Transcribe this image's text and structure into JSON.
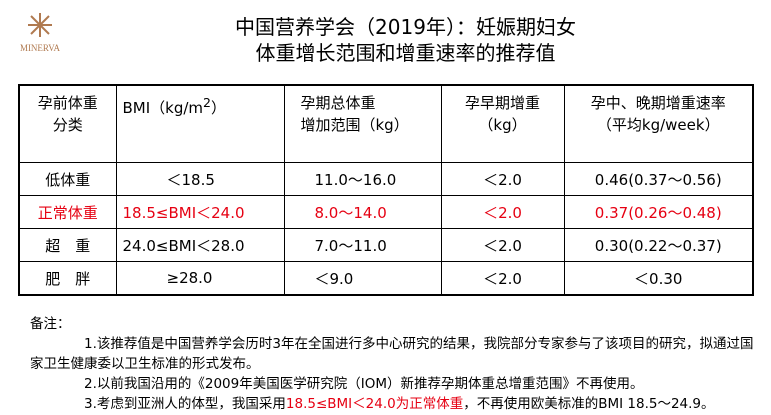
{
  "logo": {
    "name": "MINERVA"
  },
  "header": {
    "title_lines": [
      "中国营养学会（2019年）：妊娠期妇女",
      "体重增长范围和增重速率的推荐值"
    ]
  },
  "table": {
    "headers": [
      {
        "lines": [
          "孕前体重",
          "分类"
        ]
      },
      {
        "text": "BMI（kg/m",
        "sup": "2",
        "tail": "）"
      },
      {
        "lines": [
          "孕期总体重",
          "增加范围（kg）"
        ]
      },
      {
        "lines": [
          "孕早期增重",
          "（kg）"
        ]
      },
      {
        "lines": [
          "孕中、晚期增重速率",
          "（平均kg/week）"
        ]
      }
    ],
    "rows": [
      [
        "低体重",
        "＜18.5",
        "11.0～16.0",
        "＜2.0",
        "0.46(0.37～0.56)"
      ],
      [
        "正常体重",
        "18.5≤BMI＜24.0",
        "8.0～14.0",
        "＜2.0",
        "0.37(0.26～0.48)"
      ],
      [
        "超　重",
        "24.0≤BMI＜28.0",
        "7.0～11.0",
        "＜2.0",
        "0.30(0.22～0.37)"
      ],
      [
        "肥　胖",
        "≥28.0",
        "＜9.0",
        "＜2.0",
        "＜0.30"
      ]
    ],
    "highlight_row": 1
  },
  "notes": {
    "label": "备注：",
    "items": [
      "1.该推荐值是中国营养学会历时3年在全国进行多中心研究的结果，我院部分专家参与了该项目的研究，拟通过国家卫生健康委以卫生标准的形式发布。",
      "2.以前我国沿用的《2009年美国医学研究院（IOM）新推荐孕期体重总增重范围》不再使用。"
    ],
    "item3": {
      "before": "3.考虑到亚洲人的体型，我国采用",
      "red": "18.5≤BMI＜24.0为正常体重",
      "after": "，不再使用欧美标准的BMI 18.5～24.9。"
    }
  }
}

==

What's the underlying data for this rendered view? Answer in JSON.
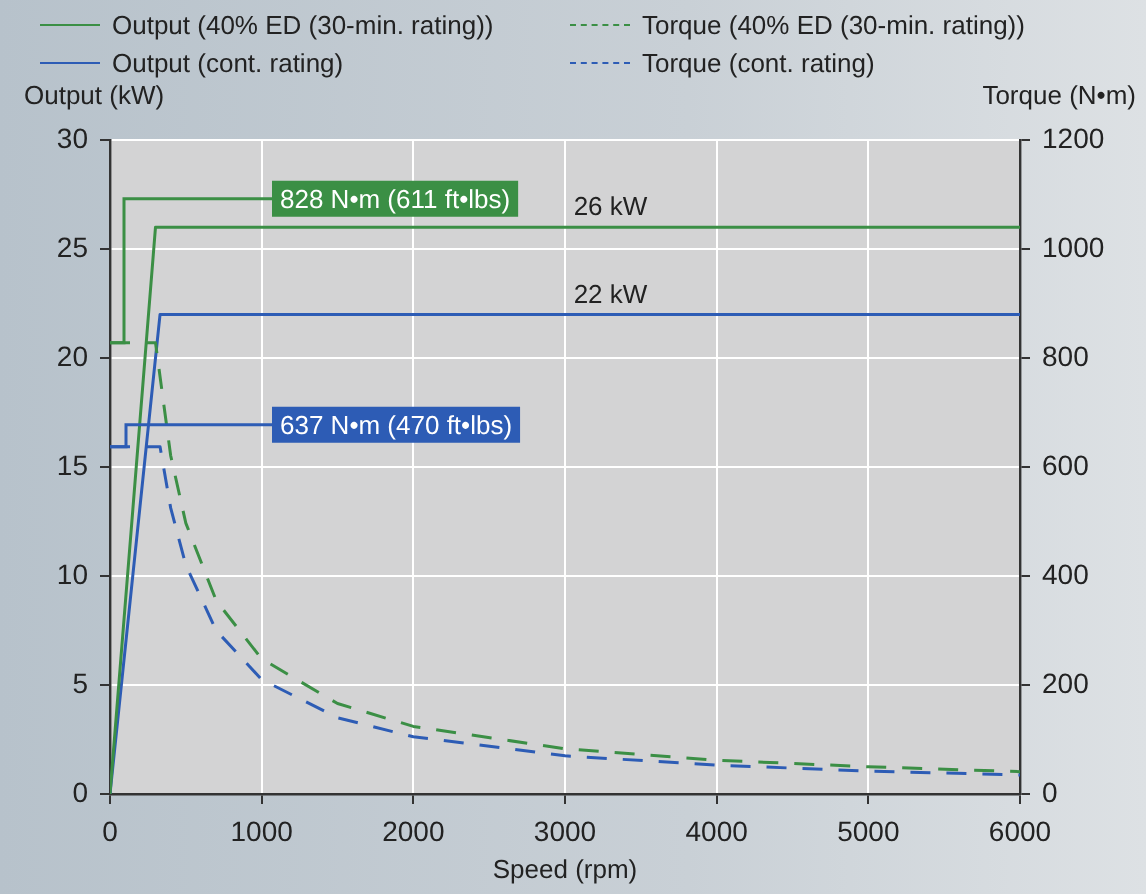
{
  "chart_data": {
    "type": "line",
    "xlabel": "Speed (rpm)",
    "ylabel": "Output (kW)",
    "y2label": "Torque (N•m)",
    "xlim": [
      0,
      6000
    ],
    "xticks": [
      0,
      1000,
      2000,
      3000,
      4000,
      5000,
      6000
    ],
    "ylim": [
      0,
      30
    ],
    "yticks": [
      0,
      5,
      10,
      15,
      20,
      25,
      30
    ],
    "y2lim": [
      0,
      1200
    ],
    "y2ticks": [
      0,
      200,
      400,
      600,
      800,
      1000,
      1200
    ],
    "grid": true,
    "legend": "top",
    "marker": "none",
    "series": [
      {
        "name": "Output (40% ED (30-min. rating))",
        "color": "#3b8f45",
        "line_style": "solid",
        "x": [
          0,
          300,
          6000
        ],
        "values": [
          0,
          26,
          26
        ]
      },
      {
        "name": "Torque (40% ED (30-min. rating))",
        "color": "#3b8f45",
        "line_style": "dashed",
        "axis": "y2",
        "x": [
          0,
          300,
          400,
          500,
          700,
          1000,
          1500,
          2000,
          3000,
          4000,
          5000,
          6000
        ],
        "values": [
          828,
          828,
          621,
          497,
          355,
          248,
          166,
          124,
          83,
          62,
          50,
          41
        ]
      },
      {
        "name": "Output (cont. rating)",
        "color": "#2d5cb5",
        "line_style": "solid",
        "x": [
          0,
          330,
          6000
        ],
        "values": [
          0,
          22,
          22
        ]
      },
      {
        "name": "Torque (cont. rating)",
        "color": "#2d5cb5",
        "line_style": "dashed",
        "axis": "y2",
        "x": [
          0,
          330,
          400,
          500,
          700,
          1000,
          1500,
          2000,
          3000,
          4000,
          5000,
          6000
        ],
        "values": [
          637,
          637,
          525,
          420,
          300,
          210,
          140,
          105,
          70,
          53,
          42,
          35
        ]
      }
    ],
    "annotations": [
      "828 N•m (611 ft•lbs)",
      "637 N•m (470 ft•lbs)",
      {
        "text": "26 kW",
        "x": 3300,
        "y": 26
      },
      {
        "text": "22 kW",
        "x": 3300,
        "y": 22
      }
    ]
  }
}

(Requirements): Go through the material and copy out every line with "Output" in it.

(Result):
    "ylabel": "Output (kW)",
        "name": "Output (40% ED (30-min. rating))",
        "name": "Output (cont. rating)",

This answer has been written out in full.